Seite
- - - - -

# Suche gutes Spiel



## Ekamin (11. August 2014)

Hi, ich bin grade auf der Suche nach einem neuen Game. Vielleicht könnt ihr mir da weiterhelfen? 
Es sollte kein Farming-Spiel sein, wo man einfach nur die ganze Zeit einen Gegner nach dem nächsten "wegfarmt". Ich weiß gar nicht, wie man daran Freude haben kann. Es ist ja immer dasselbe, oder? Rennspiele werden ziemlich schnell langweilig, Shooter hab ich auch schon so gut wie durch Bioshock, CoD, Bf... Sportgames interessieren mich überhaupt nicht. Vielleicht kennt ihr ja ein Spiel, was mich interessieren könnte. Vielleicht irgendwas, was euch richtig umgehauen hat und was ihr lange spielen konntet. Danke im Vorraus.


----------



## BenRo (11. August 2014)

Die Batman-Reihe vielleicht? Da gibts zwar auch wiederkehrende Spielprinzipien, aber einerseits kannst du meist selbst entscheiden, welcher Aufgabe du dich als nächstes widmest, andererseits ist allein schon das "Batman-sein" und durch die Lüfte gleiten, versteckte Riddler-Trophäen finden und sich die Gegend anschauen ziemlich cool.


----------



## Systemprofi (11. August 2014)

half-life


----------



## Systemprofi (11. August 2014)

split-second velocity


----------



## CSOger (11. August 2014)

GTA IV schon gespielt?

Fahren,fliegen,ballern,...Story zocken.
Oder halt nur ne Menge Blödsinn in der Stadt machen.
Schon die "Mini Games" (Bowling,Dart,Pool usw.) können ne Weile beschäftigen.


----------



## Ekamin (11. August 2014)

- - - - -

Datensätze
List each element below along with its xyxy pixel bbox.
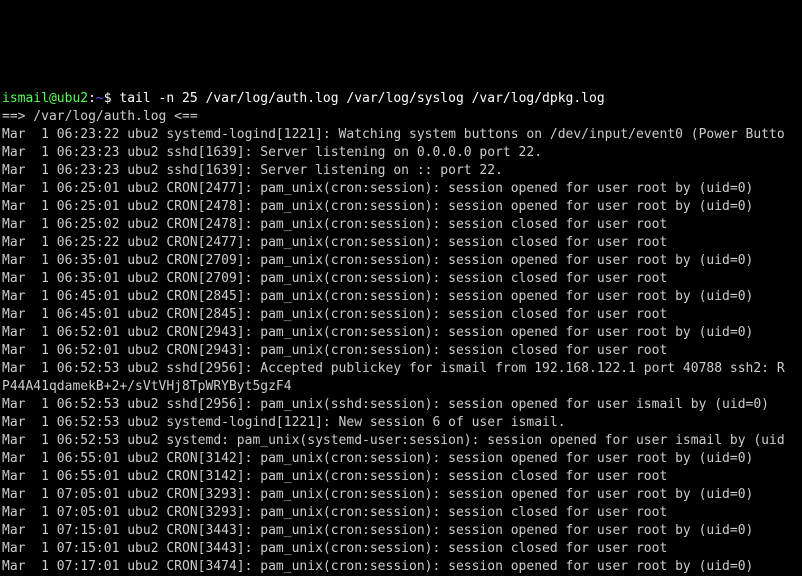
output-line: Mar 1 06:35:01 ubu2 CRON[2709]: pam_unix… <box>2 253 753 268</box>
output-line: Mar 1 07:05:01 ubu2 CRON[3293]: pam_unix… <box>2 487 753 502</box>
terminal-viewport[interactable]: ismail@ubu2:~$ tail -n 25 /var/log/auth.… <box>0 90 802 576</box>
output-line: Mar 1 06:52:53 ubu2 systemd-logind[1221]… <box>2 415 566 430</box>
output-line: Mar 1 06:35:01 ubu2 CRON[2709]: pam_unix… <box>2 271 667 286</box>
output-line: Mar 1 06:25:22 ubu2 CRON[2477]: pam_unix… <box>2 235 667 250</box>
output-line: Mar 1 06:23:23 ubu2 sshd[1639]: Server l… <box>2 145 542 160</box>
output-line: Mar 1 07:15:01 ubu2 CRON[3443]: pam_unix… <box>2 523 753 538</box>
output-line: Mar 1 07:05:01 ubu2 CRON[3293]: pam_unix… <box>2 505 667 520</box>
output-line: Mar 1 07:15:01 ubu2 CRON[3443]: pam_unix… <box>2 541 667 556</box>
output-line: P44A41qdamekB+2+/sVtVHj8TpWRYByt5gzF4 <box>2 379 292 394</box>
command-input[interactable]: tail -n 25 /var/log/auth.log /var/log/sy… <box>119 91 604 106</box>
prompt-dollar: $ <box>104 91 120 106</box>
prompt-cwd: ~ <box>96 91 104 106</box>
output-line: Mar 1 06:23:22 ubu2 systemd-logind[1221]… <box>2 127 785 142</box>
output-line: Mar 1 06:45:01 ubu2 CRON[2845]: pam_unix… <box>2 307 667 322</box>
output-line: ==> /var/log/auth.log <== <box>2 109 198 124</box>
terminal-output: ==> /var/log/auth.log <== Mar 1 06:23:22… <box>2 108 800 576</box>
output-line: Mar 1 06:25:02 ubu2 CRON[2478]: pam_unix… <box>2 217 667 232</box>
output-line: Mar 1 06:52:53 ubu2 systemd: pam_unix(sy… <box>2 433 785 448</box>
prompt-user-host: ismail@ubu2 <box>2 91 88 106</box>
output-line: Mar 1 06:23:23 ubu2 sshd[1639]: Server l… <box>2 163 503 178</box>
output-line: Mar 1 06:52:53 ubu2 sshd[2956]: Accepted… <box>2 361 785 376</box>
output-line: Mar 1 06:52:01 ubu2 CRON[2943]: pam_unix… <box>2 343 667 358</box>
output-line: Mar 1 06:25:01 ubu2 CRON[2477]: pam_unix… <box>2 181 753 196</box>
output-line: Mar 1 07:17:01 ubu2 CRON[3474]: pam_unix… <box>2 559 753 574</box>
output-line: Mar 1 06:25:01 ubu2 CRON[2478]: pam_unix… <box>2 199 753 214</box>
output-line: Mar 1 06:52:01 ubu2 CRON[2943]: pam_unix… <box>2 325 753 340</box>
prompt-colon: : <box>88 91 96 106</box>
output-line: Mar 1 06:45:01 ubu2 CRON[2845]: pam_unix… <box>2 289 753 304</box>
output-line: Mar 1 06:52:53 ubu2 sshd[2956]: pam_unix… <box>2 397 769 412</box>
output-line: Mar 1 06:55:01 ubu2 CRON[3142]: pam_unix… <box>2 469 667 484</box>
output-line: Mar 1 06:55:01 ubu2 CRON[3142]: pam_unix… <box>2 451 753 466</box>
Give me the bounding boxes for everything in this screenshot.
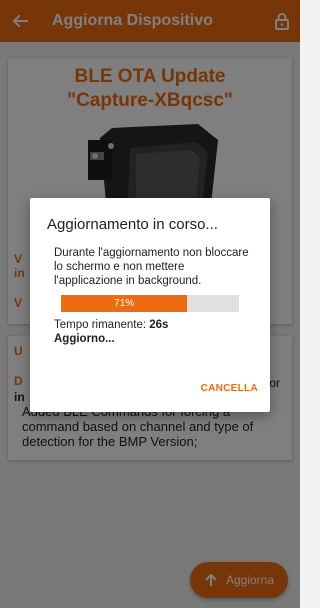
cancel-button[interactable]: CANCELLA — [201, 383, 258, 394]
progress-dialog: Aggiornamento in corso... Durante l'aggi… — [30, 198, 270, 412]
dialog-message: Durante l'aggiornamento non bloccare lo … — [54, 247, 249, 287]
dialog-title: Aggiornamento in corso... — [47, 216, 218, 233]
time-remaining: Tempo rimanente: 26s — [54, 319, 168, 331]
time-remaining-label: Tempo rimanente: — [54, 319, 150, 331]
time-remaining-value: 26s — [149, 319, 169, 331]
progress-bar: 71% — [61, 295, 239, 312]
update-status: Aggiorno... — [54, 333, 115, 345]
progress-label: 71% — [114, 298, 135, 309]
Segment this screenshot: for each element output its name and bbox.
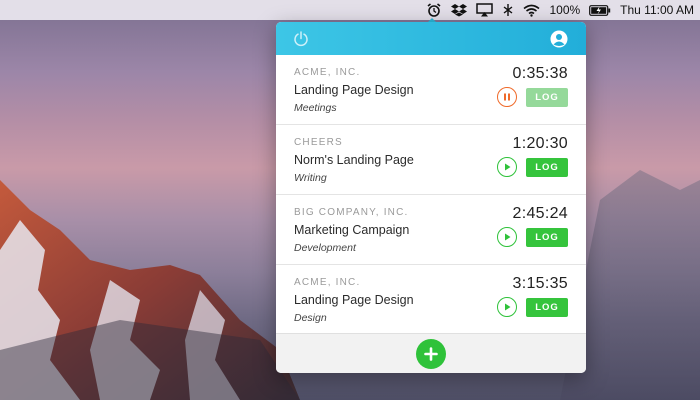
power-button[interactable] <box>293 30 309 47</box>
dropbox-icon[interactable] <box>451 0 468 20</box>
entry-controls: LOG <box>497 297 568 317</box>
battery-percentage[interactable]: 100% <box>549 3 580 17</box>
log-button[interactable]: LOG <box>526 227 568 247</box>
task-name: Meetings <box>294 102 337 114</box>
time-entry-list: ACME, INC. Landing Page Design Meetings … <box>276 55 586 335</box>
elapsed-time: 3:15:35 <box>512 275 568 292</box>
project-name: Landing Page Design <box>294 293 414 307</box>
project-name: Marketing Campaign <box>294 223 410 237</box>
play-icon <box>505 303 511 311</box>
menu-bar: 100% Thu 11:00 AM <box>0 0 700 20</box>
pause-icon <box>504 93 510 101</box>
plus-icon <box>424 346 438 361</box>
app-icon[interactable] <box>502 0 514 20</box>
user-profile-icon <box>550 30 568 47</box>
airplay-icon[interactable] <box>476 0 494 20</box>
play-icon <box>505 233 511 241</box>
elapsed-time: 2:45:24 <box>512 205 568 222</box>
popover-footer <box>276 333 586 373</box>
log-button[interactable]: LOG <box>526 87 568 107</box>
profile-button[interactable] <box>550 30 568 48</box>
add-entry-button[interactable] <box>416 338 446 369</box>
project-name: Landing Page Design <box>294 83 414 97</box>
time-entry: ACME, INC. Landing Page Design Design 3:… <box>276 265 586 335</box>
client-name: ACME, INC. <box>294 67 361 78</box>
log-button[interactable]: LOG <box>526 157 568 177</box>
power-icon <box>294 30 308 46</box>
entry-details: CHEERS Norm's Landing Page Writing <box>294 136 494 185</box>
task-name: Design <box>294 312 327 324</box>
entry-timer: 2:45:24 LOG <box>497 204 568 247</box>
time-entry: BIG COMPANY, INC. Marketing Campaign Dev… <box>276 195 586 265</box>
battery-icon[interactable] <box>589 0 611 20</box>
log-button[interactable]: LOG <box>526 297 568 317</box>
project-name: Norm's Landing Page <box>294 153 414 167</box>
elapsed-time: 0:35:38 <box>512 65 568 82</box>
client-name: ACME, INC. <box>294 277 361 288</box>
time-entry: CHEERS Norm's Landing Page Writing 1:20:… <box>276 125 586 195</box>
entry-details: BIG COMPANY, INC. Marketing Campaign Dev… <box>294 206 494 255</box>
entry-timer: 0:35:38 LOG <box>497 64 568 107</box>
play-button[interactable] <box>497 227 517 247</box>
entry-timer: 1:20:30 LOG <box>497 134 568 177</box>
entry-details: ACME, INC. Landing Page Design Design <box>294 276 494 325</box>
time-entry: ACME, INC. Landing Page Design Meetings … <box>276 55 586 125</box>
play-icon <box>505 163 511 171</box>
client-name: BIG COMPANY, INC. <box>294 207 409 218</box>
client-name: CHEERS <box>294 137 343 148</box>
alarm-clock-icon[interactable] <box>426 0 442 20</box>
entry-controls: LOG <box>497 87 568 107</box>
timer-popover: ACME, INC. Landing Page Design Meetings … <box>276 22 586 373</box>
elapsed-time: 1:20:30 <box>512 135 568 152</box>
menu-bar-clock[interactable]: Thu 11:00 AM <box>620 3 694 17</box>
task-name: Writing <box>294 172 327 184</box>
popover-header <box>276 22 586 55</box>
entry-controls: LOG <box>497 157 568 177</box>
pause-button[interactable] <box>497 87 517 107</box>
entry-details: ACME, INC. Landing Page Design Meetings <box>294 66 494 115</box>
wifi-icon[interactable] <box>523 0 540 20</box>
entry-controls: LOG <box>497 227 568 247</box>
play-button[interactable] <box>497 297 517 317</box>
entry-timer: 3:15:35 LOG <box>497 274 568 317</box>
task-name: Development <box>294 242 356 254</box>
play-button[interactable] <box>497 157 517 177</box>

- - - - -

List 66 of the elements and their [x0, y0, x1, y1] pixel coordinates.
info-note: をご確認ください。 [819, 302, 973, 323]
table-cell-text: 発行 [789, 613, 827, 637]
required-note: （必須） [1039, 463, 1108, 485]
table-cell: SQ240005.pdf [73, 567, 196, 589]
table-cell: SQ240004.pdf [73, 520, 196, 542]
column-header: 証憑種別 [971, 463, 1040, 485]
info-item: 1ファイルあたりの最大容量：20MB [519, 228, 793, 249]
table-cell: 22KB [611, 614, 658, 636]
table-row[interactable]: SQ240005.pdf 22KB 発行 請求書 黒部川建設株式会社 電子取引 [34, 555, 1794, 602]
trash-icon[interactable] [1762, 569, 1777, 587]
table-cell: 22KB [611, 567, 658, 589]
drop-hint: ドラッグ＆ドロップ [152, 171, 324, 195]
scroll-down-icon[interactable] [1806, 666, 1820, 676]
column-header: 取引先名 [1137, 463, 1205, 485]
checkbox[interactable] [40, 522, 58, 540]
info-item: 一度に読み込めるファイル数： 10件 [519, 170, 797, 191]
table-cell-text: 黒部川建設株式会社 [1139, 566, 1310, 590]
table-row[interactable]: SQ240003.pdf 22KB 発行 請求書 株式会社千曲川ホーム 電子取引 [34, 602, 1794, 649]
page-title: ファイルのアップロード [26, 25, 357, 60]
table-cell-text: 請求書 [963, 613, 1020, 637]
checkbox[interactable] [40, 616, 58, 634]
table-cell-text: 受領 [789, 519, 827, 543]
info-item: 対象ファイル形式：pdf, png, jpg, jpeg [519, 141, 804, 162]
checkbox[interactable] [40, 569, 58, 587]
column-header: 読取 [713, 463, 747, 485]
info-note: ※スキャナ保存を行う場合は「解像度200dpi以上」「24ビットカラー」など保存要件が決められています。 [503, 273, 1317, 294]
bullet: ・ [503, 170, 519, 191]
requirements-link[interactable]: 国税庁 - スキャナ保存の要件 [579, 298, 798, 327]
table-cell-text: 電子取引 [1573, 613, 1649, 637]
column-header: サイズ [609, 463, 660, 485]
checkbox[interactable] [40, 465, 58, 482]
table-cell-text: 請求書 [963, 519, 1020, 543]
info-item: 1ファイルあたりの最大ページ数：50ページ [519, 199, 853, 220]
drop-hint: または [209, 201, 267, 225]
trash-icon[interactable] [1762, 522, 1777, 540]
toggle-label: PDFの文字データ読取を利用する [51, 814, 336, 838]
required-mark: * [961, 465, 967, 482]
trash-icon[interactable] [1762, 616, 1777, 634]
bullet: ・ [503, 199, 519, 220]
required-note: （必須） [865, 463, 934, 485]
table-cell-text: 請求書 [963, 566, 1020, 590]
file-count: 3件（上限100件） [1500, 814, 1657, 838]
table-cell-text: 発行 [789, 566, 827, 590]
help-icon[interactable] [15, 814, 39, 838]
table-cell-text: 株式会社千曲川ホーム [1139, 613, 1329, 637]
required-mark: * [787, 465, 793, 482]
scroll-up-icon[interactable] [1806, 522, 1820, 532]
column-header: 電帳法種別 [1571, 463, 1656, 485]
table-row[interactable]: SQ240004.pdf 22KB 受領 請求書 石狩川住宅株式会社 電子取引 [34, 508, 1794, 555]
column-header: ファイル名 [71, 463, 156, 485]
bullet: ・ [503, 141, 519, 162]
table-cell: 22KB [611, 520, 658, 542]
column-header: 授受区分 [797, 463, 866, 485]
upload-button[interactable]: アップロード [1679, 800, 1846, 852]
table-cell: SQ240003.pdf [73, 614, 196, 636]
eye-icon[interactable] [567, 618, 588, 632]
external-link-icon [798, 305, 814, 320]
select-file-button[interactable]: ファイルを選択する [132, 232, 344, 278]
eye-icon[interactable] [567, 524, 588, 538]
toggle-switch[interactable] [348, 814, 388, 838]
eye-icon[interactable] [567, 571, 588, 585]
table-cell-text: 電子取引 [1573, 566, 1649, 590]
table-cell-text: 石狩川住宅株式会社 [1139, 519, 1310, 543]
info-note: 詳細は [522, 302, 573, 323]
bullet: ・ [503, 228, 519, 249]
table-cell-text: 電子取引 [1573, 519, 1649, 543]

- - - - -

Aufgabe A
Gib im Forumsthread alles von „Fahren,fliegen,ballern,...Story zocken.“ bis hinunter zu „ne Weile beschäftigen.“ erneut wieder und benenne dabei „Blödsinn“ in „Unsinn“ um.
Aufgabe B
Führe den Forumsthread ab der Stelle fort, an der er aufhört.
Die Zeilen stehen in keinem Zusammenhang mit dem Forumsthread.

Antwort A
Fahren,fliegen,ballern,...Story zocken.
Oder halt nur ne Menge Unsinn in der Stadt machen.
Schon die "Mini Games" (Bowling,Dart,Pool usw.) können ne Weile beschäftigen.

Antwort B
Übrigens: Deine Tastatur, die du haben willst gibts am günstigsten hier: Cooler Master CM Storm Quick Fire Rapid I Brauner Switch (Art.-Nr. 90551476) - Tastaturen - computeruniverse


----------



## BenRo (11. August 2014)

Ist zwar total Off Topic, aber danke. Leider ist es eine andere Tastatur, ich suche sie mit MX Blue Switches.
CoolerMaster schrieb mir dazu "At the moment this keyboard is not available with blue switches. It depends on our distributors if it will become available or not (there is a minimum order quantity for them)." - Da ich davon ausgehe, dass irgendwo durchaus Exemplare davon existieren (und seien es bei CoolerMaster rumliegende Samples), bleibt sie in der Signatur.


----------



## Ekamin (11. August 2014)

okaaay  dann viel glück, dass du mal eine erwischt


----------



## Gamer090 (11. August 2014)

Wenn dich RPGs interessieren dann The Witcher 1+2, gibts beides sehr günstig zu kaufen.


----------



## bofferbrauer (11. August 2014)

Welches Genre Spiele würde dich denn überhaupt so ansprechen?


----------



## Kinguin (11. August 2014)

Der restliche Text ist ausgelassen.